**Consignes**.
1. Reformulez sous forme de liste le paragraphe du texte qui commence par « Dans les autres satisfactions », en gardant ses faits principaux.
2. D'après le texte, à quelle heure a lieu la deuxième conférence ?

**Texte**.
┌──

Dans les autres satisfactions, plutôt extérieures, on a requestionné qui nous voulons être au monde. Ça paraît très philosophique, mais, du coup, on s’est requestionnés sur est-ce que oui ou non on se transforme en entreprise ou en coopérative ou en société coopérative d’intérêt collectif pour proposer du service, etc. ? Il y a une forte demande, tous les gens nous demandent ça ; ils veulent du Framamail, ils veulent… Eh bien non ! On a fait le choix, en tout cas aujourd’hui – ça peut changer dans un an, dans deux ans, en assemblée générale –, mais on a fait le choix de rester sur le modèle bande de copains, AMAP [Association pour le maintien d’une agriculture paysanne] du logiciel libre et qui outille la société de contribution avec ses petits bras.

Si vous voulez une entreprise qui outillerait et qui vendrait du service libre, eh bien vous pouvez tout simplement vous servir chez nous et, en plus, on est même capables de vous aider, de vous expliquer, de discuter avec vous. Donc montez votre propre business vous n’avez pas besoin de nous !
Autre satisfaction : créer des alliances, là je vais beaucoup revenir dessus dans la deuxième conférence donc 16 heures 45 ; j’avance.
Dernier point, on a plutôt bien rigolé, ce qui était quand même un point essentiel ; on s’est plutôt bien marrés à faire cette campagne et j’espère que vous avez bien rigolé aussi, mais comme toute blague il faut un début, un point de tension et une chute. Aujourd’hui, pour nous, « Dégooglisons Internet » on continue à en parler, etc., mais c’est derrière nous.
Concrètement, autre satisfaction, le coût total de « Dégooglisons » c’est en gros 80 mètres d’autoroute. J’ai fait le calcul parce que j’ai appris parce que le GCO, donc le grand contournement ouest de Strasbourg, enfin l’autoroute qui est censée contourner Strasbourg, coûterait aux alentours de 500 millions, ce qui faisait 24 millions le mètre, pour 24 kilomètres, etc. Et donc ça fait même 30 mètres de contournement de l’autoroute de Strasbourg, c’est-à-dire d’ici jusqu’au fond. Voilà, le coût des trois années, même des quatre quasiment de « Dégooglisons Internet », ça vaut un bout d’autoroute qui va d’ici jusqu’au fond de la salle. Quand on a l’impression, comme ça, que c’est énorme, je voulais juste mettre en perspective le fait que ce n’est quand même pas grand-chose et que si, à un moment donné, il y avait une décision de l’État de dire on va faire 100 mètres d’autoroute en moins et on va faire un projet qui permet de développer l’émancipation numérique, ils auraient pu le faire !

└──

**Données**.
┌──

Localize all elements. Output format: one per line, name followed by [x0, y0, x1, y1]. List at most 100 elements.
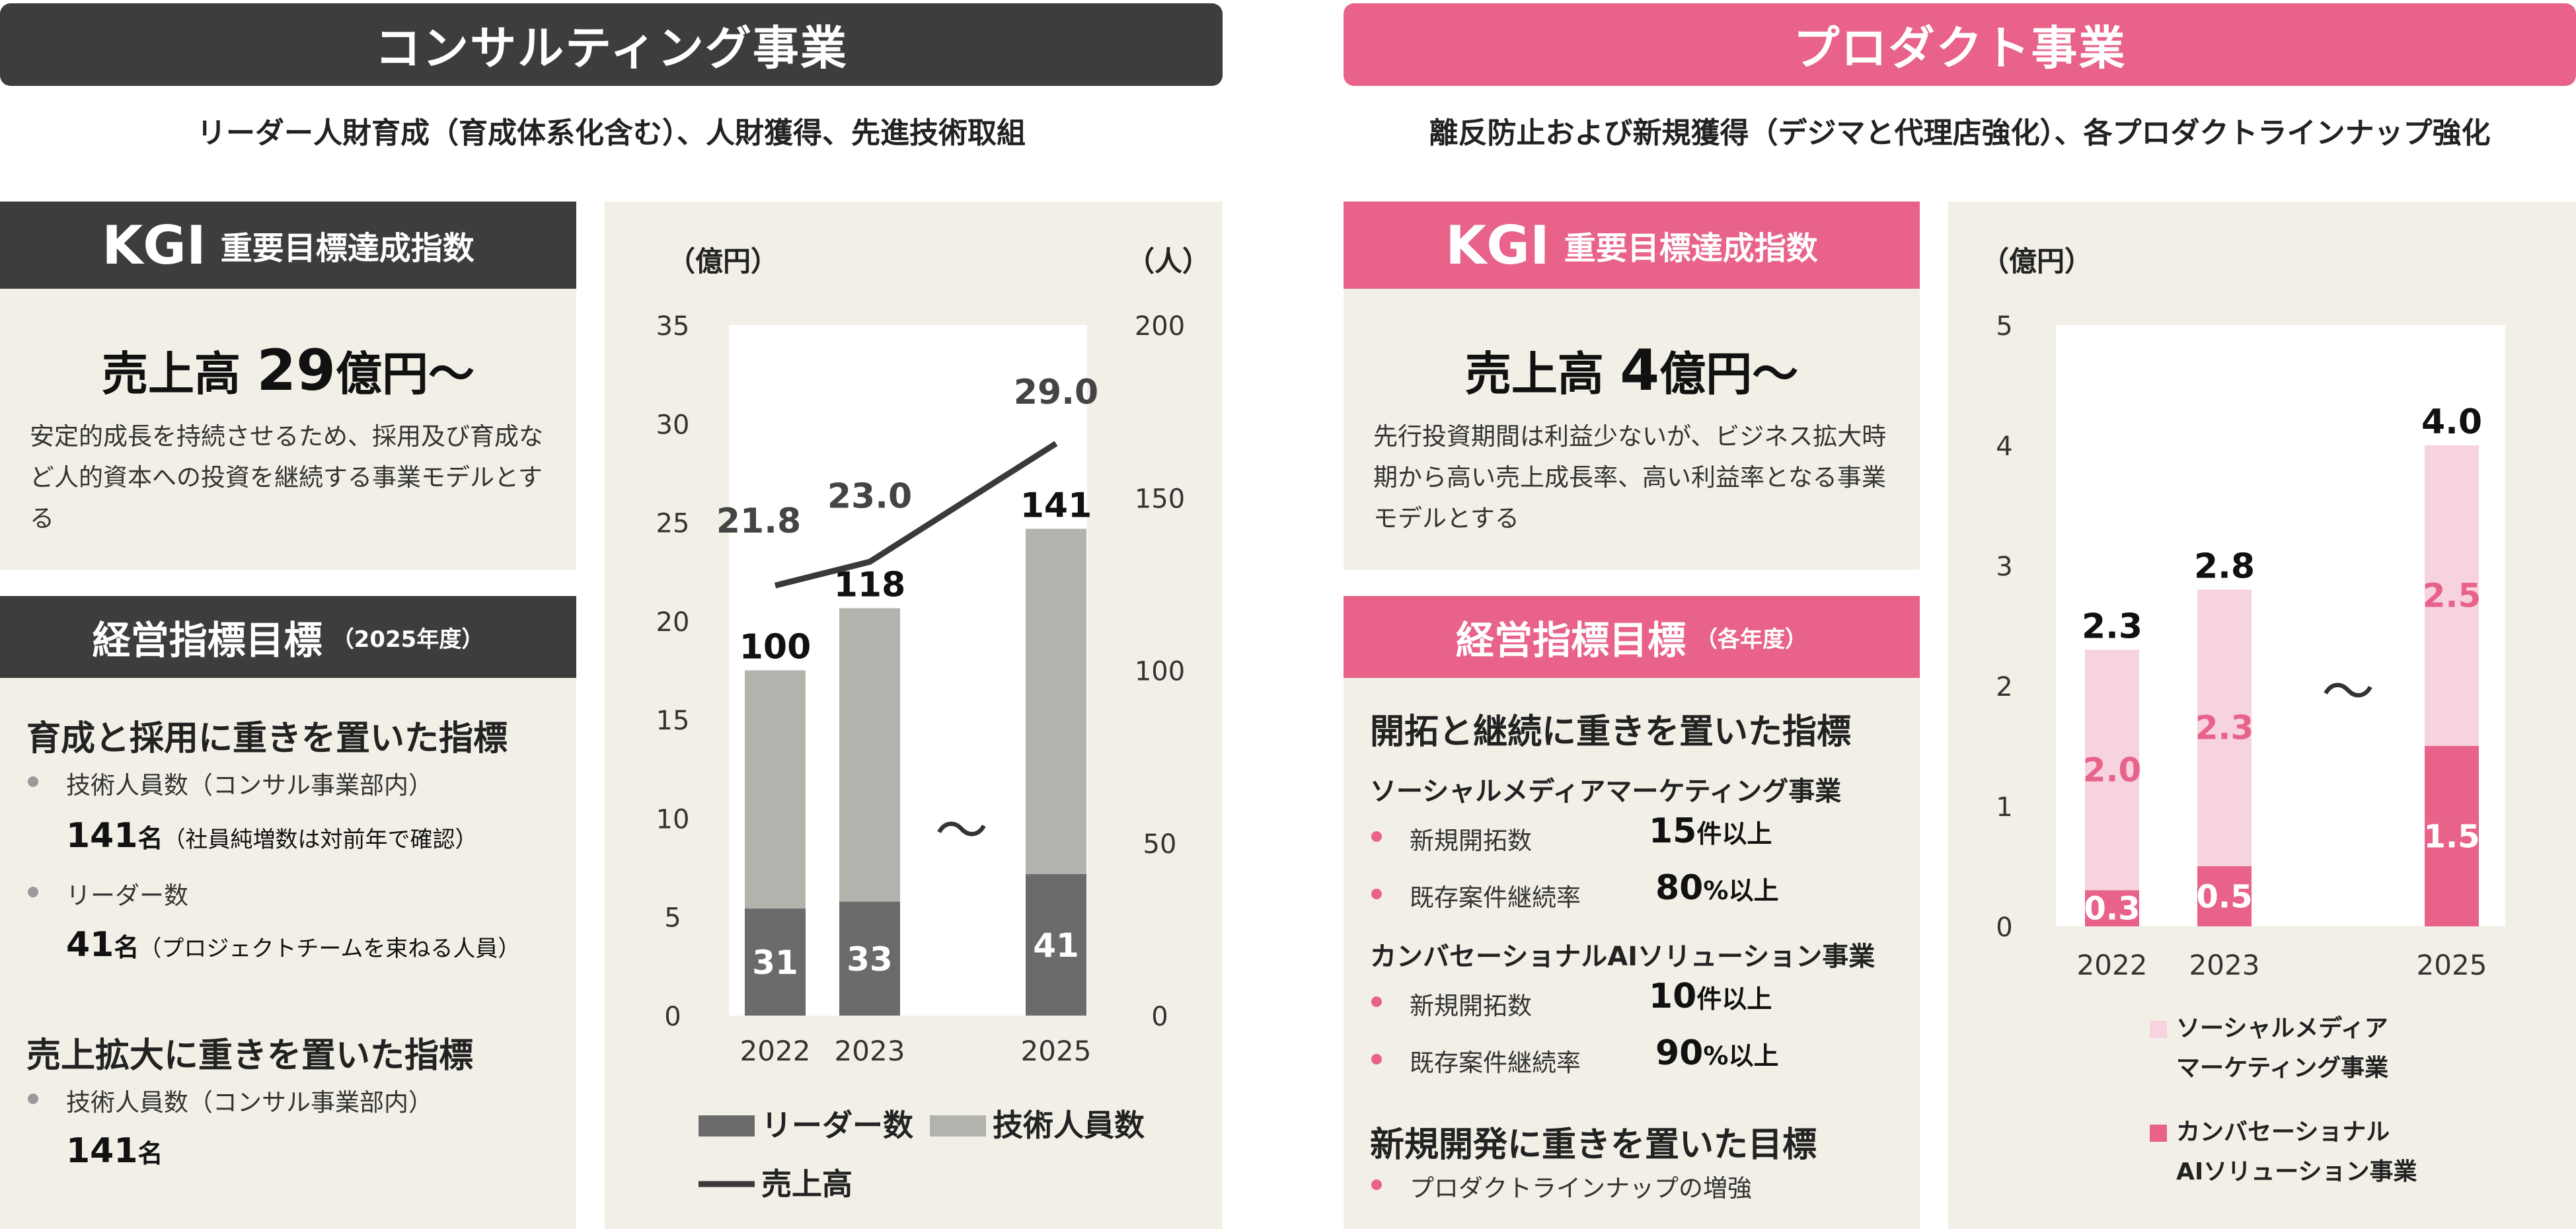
label-social-media: 2.0 [2083, 751, 2142, 789]
consulting-kgi-main: 売上高 29億円～ [0, 337, 576, 404]
consulting-kgi-description: 安定的成長を持続させるため、採用及び育成など人的資本への投資を継続する事業モデル… [30, 422, 543, 533]
product-banner: プロダクト事業 [1344, 3, 2576, 86]
label-social-media: 2.3 [2195, 709, 2254, 747]
label-conversational-ai: 1.5 [2423, 819, 2480, 856]
bullet-dot [1371, 1054, 1382, 1064]
kgi-label-sub: 重要目標達成指数 [220, 230, 474, 267]
y-axis-label: （億円） [1981, 245, 2092, 278]
x-tick-label: 2022 [740, 1035, 811, 1067]
y2-tick-label: 150 [1135, 484, 1185, 514]
kgi-label: KGI [102, 214, 206, 276]
bullet-dot [28, 887, 38, 897]
label-leaders: 31 [752, 944, 798, 982]
bullet-retention-2: 既存案件継続率 [1410, 1049, 1581, 1077]
bar-conversational-ai [2197, 866, 2252, 926]
label-total: 4.0 [2421, 402, 2482, 442]
value-tech-staff: 141名（社員純増数は対前年で確認） [66, 816, 478, 856]
y-tick-label: 5 [664, 903, 681, 934]
y-tick-label: 15 [656, 706, 690, 736]
y2-tick-label: 200 [1135, 311, 1185, 342]
bullet-new-acq-1: 新規開拓数 [1410, 827, 1532, 855]
axis-break-symbol: ～ [2322, 661, 2374, 723]
value-leaders: 41名（プロジェクトチームを束ねる人員） [66, 925, 521, 965]
bullet-dot [1371, 1179, 1382, 1190]
label-total: 141 [1020, 486, 1092, 525]
consulting-kgi-header: KGI 重要目標達成指数 [0, 202, 576, 289]
bar-tech-staff [1026, 529, 1086, 874]
bar-conversational-ai [2085, 890, 2139, 926]
bar-social-media [2425, 445, 2479, 746]
consulting-subtitle: リーダー人財育成（育成体系化含む）、人財獲得、先進技術取組 [197, 116, 1026, 150]
y-tick-label: 0 [1996, 912, 2012, 943]
y2-tick-label: 0 [1151, 1002, 1168, 1032]
label-total: 100 [739, 628, 812, 667]
y-tick-label: 20 [656, 607, 690, 638]
sub-conversational-ai: カンバセーショナルAIソリューション事業 [1370, 942, 1875, 972]
legend-swatch-tech [930, 1115, 986, 1136]
x-tick-label: 2023 [2189, 949, 2260, 981]
y-tick-label: 35 [656, 311, 690, 342]
label-total: 2.3 [2082, 607, 2142, 646]
bullet-dot [1371, 996, 1382, 1007]
bullet-dot [28, 1094, 38, 1104]
consulting-kgi-panel [0, 289, 576, 570]
bullet-leaders: リーダー数 [66, 881, 188, 910]
label-conversational-ai: 0.5 [2196, 879, 2252, 916]
bullet-dot [1371, 889, 1382, 899]
product-title: プロダクト事業 [1793, 21, 2127, 75]
y-tick-label: 30 [656, 410, 690, 440]
mgmt-title-sub: （2025年度） [331, 626, 484, 653]
value-new-acq-2: 10件以上 [1649, 977, 1772, 1016]
product-chart: （億円） 0 1 2 3 4 5 0.3 2.0 2.3 2022 0.5 2.3 2.8 2023 1.5 2… [1981, 245, 2505, 1185]
legend-label-leaders: リーダー数 [761, 1107, 913, 1143]
x-tick-label: 2025 [1021, 1035, 1092, 1067]
y2-axis-label: （人） [1127, 245, 1210, 278]
section-acquisition-retention: 開拓と継続に重きを置いた指標 [1370, 712, 1852, 752]
kgi-main-number: 29 [256, 338, 336, 404]
legend-swatch-conversational-ai [2150, 1125, 2167, 1142]
x-tick-label: 2023 [835, 1035, 905, 1067]
y2-tick-label: 50 [1143, 829, 1177, 860]
sub-social-media: ソーシャルメディアマーケティング事業 [1370, 776, 1842, 807]
consulting-mgmt-header: 経営指標目標 （2025年度） [0, 596, 576, 678]
section-new-development: 新規開発に重きを置いた目標 [1370, 1125, 1817, 1165]
label-total: 2.8 [2194, 546, 2255, 586]
bar-leaders [839, 901, 900, 1016]
label-sales: 23.0 [827, 476, 912, 516]
bullet-dot [1371, 831, 1382, 842]
legend-label-social-media-1: ソーシャルメディア [2176, 1014, 2388, 1042]
legend-swatch-social-media [2150, 1021, 2167, 1038]
bar-social-media [2197, 589, 2252, 866]
y-tick-label: 2 [1996, 672, 2012, 702]
y-axis-label: （億円） [667, 245, 778, 278]
x-tick-label: 2022 [2077, 949, 2148, 981]
label-sales: 21.8 [716, 502, 801, 541]
product-subtitle: 離反防止および新規獲得（デジマと代理店強化）、各プロダクトラインナップ強化 [1429, 116, 2491, 150]
legend-label-sales: 売上高 [761, 1166, 852, 1202]
bullet-retention-1: 既存案件継続率 [1410, 883, 1581, 912]
product-kgi-description: 先行投資期間は利益少ないが、ビジネス拡大時期から高い売上成長率、高い利益率となる… [1373, 422, 1887, 533]
legend-swatch-leaders [699, 1115, 755, 1136]
product-kgi-main: 売上高 4億円～ [1464, 338, 1799, 404]
legend-label-social-media-2: マーケティング事業 [2176, 1055, 2388, 1082]
kgi-main-prefix: 売上高 [101, 347, 241, 401]
product-kgi-header: KGI 重要目標達成指数 [1344, 202, 1920, 289]
product-mgmt-panel [1344, 678, 1920, 1229]
section-training-hiring: 育成と採用に重きを置いた指標 [26, 719, 508, 759]
x-tick-label: 2025 [2417, 949, 2487, 981]
bullet-product-lineup: プロダクトラインナップの増強 [1410, 1174, 1752, 1203]
bar-tech-staff [745, 670, 806, 909]
label-social-media: 2.5 [2423, 577, 2481, 615]
bar-conversational-ai [2425, 746, 2479, 926]
y-tick-label: 4 [1996, 431, 2012, 462]
y-tick-label: 0 [664, 1002, 681, 1032]
y-tick-label: 1 [1996, 792, 2012, 823]
section-sales-expansion: 売上拡大に重きを置いた指標 [26, 1036, 474, 1076]
product-mgmt-header: 経営指標目標 （各年度） [1344, 596, 1920, 678]
y-tick-label: 10 [656, 804, 690, 835]
bullet-new-acq-2: 新規開拓数 [1410, 992, 1532, 1020]
legend-label-conversational-ai-1: カンバセーショナル [2176, 1119, 2390, 1146]
consulting-title: コンサルティング事業 [375, 21, 848, 75]
value-new-acq-1: 15件以上 [1649, 811, 1772, 851]
value-retention-1: 80%以上 [1655, 868, 1779, 908]
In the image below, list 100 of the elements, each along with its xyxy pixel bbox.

└──

**Corrigé**.
1.
- Une question a été reposée : se transformer ou non en entreprise, en coopérative ou en société coopérative d'intérêt collectif pour proposer des services.
- La demande est forte : tout le monde réclame des services comme Framamail.
- Le choix retenu pour aujourd'hui est de rester sur le modèle « bande de copains », une AMAP du logiciel libre qui outille la société de contribution.
- Ce choix pourra changer dans un ou deux ans, en assemblée générale.

2. À 16 heures 45.